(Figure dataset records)
───

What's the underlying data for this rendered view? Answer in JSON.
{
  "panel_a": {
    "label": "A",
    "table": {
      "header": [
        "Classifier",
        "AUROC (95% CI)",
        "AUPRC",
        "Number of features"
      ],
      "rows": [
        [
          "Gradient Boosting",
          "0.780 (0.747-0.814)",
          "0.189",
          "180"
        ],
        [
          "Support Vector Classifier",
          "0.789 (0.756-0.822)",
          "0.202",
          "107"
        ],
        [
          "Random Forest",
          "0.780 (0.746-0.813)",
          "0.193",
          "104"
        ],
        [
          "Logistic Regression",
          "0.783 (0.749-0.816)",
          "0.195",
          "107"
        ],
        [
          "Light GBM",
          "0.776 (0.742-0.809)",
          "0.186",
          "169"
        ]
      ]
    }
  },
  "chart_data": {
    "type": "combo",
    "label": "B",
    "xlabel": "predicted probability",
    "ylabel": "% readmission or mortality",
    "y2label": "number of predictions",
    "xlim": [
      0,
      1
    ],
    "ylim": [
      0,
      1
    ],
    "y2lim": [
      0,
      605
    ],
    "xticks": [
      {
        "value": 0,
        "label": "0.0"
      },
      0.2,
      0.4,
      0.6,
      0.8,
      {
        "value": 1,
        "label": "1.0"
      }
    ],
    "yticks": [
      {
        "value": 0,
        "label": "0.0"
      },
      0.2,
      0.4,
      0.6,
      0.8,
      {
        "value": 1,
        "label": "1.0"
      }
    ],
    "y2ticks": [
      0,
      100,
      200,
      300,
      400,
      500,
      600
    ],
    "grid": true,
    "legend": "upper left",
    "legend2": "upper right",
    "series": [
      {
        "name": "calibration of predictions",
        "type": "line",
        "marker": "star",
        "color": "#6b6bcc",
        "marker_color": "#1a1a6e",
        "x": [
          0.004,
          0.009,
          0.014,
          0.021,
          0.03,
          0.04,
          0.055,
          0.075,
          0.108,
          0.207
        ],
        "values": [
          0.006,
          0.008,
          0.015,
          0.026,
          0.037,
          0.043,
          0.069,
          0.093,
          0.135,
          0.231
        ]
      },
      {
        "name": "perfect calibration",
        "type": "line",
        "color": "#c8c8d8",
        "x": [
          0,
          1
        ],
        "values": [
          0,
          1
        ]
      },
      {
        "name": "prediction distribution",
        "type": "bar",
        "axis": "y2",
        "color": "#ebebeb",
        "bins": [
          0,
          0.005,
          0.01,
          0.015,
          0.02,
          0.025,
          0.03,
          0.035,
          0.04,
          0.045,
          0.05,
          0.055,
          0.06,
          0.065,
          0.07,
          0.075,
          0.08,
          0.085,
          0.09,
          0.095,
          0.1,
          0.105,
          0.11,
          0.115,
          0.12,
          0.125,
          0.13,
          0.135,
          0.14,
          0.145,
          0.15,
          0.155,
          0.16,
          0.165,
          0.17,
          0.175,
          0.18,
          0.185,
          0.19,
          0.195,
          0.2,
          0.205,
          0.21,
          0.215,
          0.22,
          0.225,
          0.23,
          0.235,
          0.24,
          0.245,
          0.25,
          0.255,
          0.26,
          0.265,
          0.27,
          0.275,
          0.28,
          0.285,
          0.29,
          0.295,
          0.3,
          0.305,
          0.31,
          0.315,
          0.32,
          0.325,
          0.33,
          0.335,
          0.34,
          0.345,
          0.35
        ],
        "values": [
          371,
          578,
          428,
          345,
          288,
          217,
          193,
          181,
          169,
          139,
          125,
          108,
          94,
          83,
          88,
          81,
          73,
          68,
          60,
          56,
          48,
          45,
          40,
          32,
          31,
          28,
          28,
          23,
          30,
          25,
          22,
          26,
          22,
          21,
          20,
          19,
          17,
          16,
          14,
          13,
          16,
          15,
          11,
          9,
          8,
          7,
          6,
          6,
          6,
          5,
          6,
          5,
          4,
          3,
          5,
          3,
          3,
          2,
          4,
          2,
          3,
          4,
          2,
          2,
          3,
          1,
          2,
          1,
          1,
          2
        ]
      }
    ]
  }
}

───

# What is needed
Go over the entries above and say how many lines hold the string "name", with no other text.

# Response to this exercise
3